§ Objective
Looking at the data below, count the lines that contain the string "subtitle". Write only the total.

§ Records to process
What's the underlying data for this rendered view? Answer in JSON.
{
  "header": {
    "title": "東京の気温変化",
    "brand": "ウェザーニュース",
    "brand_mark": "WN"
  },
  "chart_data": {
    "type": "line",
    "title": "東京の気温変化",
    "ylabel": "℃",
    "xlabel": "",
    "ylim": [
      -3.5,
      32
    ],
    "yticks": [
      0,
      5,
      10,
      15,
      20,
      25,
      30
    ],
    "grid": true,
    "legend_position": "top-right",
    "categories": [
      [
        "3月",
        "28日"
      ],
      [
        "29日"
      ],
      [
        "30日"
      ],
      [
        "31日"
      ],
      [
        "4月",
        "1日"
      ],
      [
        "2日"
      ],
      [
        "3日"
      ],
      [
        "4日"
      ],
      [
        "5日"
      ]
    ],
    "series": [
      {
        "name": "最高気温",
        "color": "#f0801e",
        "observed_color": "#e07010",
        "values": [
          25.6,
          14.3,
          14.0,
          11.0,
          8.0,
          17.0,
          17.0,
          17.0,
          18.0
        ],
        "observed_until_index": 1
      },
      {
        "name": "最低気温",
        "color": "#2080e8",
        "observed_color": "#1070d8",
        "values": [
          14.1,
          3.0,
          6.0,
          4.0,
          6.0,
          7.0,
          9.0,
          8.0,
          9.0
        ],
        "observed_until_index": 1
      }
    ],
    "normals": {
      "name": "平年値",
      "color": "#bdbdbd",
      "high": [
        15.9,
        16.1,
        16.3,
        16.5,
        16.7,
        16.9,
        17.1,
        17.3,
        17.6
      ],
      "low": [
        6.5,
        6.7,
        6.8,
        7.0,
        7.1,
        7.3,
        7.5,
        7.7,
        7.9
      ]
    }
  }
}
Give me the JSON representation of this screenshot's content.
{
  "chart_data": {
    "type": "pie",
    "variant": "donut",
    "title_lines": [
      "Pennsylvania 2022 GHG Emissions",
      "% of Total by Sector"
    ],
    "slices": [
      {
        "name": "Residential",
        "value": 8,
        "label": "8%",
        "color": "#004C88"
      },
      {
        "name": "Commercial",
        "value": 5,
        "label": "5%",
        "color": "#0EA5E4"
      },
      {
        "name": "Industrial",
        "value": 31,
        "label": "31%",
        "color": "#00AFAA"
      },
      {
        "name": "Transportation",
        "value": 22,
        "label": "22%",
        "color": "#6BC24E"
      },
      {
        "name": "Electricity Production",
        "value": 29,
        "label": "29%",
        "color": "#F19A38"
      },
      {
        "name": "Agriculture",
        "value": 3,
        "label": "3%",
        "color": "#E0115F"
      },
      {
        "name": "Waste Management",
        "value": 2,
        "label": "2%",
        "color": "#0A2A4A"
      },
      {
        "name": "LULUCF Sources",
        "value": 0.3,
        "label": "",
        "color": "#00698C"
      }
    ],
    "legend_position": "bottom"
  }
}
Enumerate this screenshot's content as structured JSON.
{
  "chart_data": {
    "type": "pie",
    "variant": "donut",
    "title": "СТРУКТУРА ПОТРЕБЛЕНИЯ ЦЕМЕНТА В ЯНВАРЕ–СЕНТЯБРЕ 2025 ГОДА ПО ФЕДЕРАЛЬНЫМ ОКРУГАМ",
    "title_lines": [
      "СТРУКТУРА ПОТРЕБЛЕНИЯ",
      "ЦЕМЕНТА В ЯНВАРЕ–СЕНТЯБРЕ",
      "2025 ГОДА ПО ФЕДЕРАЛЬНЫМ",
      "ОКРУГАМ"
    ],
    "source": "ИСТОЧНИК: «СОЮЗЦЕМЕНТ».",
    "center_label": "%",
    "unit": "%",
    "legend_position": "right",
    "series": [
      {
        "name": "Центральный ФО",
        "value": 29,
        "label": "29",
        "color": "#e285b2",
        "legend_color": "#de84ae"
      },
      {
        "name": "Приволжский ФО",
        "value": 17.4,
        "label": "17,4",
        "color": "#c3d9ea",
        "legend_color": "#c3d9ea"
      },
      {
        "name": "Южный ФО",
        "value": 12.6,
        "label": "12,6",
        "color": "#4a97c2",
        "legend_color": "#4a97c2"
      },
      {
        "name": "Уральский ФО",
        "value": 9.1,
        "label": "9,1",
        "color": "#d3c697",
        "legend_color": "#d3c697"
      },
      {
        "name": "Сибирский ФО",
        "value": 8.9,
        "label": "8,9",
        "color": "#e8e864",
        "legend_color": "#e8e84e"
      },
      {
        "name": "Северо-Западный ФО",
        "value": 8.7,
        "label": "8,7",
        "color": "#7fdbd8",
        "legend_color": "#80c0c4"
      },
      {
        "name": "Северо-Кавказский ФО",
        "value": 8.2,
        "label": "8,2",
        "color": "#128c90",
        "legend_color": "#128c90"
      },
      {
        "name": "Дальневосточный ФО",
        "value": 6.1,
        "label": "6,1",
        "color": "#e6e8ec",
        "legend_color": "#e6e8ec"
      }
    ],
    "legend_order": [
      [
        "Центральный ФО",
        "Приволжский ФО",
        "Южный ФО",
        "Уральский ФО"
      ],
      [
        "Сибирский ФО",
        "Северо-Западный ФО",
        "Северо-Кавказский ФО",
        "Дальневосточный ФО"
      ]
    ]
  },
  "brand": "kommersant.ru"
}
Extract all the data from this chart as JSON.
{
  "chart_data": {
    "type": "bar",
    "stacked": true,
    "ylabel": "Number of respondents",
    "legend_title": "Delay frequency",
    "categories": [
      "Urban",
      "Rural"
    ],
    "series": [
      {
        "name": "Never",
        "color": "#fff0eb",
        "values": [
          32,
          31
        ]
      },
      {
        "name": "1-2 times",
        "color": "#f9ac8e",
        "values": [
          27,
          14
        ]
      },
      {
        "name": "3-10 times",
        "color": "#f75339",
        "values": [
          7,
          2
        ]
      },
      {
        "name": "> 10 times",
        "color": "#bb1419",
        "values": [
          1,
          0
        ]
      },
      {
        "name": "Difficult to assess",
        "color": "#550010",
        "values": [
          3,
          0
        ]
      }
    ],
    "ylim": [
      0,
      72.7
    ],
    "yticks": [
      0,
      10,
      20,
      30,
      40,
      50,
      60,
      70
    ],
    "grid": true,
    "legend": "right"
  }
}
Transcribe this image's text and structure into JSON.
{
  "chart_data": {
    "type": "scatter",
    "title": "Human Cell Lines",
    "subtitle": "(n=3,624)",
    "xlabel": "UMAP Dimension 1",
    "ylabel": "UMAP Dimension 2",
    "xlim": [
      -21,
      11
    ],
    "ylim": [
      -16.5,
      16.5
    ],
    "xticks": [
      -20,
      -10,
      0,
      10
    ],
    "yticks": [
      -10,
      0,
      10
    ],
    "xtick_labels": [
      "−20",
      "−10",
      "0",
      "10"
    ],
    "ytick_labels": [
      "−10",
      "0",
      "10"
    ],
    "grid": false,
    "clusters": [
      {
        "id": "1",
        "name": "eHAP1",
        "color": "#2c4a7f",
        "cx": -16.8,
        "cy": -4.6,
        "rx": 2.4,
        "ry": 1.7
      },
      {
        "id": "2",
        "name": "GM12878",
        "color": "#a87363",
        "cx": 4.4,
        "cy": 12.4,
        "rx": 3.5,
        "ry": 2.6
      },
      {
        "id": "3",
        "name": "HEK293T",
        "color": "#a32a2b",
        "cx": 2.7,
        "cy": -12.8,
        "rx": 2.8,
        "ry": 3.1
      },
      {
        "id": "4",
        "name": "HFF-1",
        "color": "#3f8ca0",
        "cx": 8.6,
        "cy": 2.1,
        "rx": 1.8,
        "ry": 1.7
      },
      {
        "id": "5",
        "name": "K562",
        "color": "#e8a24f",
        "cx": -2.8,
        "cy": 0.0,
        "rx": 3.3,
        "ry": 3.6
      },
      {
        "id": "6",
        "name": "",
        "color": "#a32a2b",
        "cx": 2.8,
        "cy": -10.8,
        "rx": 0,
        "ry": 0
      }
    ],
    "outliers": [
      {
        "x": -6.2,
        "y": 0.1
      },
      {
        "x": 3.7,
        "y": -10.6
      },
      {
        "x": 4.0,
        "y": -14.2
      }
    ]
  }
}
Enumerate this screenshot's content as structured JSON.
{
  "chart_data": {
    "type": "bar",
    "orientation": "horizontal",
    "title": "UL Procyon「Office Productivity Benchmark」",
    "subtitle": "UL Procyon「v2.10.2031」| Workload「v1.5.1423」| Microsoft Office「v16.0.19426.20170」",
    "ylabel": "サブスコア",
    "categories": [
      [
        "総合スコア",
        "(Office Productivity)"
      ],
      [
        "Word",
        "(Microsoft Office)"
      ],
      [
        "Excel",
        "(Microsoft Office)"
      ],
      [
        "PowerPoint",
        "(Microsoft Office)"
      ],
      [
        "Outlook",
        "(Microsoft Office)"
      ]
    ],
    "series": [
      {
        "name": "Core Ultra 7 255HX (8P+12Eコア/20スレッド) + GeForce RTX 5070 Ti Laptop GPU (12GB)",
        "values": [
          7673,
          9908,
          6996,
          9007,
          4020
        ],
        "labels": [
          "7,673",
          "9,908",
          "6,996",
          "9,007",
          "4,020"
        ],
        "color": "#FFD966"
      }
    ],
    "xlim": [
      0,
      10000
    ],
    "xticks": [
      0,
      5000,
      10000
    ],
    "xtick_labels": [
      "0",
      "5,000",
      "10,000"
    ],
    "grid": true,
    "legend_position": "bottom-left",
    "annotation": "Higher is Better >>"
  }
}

§ Answer to the exercise
2